» **Given task**: Lift out each line of the data that holds "αποδοχή".
--- Begin Stored rows ---
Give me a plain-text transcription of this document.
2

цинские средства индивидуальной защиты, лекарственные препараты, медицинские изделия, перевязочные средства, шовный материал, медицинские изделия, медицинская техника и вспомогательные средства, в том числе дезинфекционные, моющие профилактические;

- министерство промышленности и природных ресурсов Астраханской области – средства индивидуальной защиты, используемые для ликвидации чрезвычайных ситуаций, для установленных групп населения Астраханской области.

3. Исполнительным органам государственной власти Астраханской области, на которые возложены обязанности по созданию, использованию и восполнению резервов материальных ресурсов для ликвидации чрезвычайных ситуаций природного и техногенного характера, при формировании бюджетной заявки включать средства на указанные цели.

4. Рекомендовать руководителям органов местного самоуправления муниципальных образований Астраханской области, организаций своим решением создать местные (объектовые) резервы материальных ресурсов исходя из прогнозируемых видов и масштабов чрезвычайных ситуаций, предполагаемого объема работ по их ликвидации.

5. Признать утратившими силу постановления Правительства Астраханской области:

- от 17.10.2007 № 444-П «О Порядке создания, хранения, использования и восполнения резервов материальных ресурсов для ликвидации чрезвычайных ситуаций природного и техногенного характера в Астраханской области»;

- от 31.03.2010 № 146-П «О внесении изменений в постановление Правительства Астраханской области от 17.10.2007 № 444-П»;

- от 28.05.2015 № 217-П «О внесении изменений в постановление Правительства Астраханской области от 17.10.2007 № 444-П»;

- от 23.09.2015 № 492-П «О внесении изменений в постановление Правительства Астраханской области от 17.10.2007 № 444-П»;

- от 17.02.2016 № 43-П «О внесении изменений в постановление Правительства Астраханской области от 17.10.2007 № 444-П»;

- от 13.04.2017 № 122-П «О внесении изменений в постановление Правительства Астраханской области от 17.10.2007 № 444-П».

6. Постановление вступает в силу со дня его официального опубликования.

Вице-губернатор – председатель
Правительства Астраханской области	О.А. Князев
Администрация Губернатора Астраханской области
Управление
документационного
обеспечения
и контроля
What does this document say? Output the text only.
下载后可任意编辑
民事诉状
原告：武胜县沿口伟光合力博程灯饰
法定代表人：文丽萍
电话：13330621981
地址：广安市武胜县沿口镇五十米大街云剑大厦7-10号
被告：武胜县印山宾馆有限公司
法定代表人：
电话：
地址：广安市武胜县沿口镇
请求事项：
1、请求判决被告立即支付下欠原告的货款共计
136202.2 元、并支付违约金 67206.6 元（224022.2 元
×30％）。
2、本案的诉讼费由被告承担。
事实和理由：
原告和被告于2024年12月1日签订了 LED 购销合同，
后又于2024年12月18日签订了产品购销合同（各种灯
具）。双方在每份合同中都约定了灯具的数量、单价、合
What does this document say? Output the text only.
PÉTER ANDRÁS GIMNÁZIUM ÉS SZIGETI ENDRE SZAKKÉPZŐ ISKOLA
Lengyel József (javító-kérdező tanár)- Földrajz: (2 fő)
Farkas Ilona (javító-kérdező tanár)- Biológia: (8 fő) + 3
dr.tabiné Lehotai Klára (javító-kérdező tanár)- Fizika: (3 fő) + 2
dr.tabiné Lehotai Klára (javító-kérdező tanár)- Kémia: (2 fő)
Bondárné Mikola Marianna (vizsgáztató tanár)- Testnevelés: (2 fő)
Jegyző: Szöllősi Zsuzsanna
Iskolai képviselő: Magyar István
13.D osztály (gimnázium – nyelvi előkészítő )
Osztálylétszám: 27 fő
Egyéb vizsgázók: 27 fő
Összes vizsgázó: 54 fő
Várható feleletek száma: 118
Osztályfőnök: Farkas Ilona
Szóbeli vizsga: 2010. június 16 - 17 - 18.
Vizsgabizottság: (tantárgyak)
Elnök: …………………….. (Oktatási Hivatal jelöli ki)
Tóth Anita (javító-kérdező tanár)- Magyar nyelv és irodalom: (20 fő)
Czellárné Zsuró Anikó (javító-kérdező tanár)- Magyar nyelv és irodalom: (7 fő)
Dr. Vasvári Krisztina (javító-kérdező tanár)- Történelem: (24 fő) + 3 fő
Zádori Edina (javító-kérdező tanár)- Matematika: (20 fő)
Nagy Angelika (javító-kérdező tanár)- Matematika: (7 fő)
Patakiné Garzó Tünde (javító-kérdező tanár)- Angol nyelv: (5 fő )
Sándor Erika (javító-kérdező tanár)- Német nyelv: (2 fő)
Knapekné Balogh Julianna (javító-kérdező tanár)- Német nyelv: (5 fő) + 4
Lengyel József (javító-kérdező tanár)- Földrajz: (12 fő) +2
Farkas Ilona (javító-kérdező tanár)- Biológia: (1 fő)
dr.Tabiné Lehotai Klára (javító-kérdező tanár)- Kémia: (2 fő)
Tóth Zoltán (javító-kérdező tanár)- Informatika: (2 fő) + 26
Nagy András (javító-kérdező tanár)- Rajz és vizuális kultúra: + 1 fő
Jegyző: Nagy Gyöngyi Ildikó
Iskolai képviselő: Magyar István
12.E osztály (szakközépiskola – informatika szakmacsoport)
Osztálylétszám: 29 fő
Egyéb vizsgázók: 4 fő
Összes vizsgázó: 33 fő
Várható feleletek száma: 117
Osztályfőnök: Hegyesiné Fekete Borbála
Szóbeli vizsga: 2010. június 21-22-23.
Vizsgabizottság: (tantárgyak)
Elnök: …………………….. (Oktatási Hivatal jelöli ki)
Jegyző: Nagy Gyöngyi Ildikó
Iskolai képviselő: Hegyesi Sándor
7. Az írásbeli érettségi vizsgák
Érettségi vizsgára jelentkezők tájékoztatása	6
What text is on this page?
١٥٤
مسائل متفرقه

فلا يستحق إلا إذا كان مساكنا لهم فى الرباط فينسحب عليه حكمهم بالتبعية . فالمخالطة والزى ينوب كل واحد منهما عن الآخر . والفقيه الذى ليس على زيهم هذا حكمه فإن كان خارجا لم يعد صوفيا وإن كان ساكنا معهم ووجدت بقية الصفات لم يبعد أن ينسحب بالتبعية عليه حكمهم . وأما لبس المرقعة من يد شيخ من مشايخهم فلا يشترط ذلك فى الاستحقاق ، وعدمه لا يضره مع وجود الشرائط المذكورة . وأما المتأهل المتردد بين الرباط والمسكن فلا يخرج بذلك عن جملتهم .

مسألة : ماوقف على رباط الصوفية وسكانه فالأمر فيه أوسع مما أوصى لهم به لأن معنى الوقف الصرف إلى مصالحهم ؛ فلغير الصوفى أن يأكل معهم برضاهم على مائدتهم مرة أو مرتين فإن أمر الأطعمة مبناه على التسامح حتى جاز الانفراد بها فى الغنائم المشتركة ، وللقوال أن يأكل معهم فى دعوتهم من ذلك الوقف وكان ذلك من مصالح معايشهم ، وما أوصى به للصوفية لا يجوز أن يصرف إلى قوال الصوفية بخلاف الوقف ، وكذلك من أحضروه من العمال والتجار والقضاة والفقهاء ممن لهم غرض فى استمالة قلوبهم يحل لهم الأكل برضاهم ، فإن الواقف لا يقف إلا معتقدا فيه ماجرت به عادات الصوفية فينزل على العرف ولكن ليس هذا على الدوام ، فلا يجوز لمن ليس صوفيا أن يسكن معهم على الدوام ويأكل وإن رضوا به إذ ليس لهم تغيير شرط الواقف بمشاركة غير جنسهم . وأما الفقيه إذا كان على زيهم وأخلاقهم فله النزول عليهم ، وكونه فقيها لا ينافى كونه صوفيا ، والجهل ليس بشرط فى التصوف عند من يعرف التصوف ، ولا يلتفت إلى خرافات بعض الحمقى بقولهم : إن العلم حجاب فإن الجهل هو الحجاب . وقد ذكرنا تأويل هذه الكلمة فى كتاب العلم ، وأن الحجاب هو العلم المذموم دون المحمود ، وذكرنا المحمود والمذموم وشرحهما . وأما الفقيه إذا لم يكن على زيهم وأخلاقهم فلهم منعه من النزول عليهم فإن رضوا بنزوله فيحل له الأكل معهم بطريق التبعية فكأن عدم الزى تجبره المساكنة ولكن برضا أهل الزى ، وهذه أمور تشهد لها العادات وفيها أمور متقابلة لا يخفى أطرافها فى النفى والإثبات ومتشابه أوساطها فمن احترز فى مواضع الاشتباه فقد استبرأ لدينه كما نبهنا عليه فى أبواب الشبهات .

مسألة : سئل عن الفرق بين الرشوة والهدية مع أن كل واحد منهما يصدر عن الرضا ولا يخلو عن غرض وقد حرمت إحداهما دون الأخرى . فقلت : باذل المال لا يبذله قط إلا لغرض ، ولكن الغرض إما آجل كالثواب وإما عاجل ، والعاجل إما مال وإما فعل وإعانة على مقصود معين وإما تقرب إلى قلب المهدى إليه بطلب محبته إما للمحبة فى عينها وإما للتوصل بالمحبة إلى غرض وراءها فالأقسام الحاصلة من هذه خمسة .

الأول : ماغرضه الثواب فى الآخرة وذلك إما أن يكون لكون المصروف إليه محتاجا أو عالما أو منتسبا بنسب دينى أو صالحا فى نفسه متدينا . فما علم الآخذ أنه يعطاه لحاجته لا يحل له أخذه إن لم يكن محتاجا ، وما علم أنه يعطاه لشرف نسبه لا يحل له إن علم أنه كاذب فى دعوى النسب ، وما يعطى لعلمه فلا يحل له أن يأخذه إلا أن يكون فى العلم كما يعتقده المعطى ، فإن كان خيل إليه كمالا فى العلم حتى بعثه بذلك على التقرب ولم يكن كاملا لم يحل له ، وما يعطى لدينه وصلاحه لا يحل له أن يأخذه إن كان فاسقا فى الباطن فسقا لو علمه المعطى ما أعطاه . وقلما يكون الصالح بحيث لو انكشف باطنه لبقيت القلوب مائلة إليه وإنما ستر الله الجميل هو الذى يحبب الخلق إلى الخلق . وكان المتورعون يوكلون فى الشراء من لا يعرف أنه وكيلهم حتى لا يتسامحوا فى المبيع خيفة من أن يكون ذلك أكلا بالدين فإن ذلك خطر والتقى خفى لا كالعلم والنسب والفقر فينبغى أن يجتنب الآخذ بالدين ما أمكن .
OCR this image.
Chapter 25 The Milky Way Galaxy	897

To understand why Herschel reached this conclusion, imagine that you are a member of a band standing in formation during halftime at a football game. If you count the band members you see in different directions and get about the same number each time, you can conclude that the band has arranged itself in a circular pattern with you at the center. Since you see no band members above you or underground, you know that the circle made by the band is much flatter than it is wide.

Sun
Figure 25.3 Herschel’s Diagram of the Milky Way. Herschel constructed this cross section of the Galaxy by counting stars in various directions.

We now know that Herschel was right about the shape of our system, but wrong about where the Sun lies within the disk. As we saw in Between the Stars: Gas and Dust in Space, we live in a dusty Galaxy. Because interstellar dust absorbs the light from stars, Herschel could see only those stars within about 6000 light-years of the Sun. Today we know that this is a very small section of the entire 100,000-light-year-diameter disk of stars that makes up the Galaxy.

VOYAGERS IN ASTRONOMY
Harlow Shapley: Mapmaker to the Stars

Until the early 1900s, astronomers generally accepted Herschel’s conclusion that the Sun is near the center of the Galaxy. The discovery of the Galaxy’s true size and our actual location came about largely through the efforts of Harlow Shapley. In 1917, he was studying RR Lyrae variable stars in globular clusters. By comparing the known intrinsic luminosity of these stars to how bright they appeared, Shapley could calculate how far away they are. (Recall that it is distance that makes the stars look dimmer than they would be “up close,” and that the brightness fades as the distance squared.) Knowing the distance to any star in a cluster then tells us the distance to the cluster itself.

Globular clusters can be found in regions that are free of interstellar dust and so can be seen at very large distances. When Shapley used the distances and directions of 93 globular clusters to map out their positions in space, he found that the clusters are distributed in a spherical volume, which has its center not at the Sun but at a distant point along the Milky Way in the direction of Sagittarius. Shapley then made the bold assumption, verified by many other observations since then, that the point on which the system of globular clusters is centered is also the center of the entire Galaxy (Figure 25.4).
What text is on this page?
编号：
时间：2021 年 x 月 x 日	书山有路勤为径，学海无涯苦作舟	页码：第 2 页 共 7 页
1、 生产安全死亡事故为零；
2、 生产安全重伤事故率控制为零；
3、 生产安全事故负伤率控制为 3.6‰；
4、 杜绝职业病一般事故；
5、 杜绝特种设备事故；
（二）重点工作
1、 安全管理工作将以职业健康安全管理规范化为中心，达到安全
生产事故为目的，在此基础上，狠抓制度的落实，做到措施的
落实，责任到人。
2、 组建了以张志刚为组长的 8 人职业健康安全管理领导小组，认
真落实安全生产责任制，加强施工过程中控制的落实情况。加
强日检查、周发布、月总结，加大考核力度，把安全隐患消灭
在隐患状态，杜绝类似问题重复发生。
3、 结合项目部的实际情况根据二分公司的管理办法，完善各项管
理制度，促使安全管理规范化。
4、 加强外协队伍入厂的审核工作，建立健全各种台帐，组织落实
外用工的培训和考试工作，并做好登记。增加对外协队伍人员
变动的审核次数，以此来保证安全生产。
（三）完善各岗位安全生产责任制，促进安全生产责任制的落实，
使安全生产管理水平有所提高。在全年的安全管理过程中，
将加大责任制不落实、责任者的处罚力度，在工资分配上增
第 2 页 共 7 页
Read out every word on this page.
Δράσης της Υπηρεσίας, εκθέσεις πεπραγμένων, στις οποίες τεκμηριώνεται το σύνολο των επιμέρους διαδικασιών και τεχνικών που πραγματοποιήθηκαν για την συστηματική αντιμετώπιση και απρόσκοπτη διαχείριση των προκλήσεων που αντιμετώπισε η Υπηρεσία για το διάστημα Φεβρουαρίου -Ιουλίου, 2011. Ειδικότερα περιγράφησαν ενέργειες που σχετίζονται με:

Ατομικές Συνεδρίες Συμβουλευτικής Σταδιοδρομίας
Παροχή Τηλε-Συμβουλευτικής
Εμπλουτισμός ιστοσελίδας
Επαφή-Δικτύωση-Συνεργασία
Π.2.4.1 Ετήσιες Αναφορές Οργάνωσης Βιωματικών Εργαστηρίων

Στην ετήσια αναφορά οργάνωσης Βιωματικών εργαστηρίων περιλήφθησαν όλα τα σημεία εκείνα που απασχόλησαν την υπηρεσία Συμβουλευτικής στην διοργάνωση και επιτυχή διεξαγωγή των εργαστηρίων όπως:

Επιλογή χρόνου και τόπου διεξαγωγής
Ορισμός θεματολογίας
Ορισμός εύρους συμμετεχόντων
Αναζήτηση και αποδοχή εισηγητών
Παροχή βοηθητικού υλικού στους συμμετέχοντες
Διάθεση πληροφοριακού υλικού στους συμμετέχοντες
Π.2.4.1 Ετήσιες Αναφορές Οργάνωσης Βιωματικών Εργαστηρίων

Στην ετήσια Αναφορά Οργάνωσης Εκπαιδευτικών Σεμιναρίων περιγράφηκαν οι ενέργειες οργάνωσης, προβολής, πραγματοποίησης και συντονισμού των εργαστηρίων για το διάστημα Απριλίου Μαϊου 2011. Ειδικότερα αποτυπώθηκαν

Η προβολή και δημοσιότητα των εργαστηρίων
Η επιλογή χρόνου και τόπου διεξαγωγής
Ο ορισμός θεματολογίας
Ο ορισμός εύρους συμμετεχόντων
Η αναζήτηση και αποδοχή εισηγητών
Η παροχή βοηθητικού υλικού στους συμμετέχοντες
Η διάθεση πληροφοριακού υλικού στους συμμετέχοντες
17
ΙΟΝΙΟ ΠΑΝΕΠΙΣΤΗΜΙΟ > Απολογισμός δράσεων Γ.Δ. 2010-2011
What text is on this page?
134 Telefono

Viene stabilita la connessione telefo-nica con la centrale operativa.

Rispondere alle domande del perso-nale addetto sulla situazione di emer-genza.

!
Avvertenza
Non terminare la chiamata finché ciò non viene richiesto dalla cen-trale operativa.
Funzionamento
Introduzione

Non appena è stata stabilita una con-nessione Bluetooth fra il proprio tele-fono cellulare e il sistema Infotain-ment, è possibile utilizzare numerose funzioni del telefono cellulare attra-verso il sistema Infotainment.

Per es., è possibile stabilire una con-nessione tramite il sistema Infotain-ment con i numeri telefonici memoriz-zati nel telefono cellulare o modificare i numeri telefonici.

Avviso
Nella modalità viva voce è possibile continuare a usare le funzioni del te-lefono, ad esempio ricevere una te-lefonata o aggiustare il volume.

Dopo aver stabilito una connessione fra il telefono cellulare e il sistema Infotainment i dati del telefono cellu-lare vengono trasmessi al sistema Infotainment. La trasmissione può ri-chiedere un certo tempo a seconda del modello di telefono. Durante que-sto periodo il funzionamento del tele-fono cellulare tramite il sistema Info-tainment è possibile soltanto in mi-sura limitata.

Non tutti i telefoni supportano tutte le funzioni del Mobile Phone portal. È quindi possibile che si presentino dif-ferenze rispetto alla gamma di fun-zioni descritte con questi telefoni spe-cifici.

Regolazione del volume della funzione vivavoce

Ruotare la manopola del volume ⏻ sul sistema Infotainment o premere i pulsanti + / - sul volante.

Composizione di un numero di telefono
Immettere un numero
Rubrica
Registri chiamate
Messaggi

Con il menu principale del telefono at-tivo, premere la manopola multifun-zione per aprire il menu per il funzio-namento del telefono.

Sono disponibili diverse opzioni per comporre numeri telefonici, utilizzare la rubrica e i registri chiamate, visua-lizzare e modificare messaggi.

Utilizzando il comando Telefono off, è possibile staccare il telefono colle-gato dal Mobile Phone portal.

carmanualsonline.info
--- End Stored rows ---
» **Written response**:
Αναζήτηση και αποδοχή εισηγητών
Η αναζήτηση και αποδοχή εισηγητών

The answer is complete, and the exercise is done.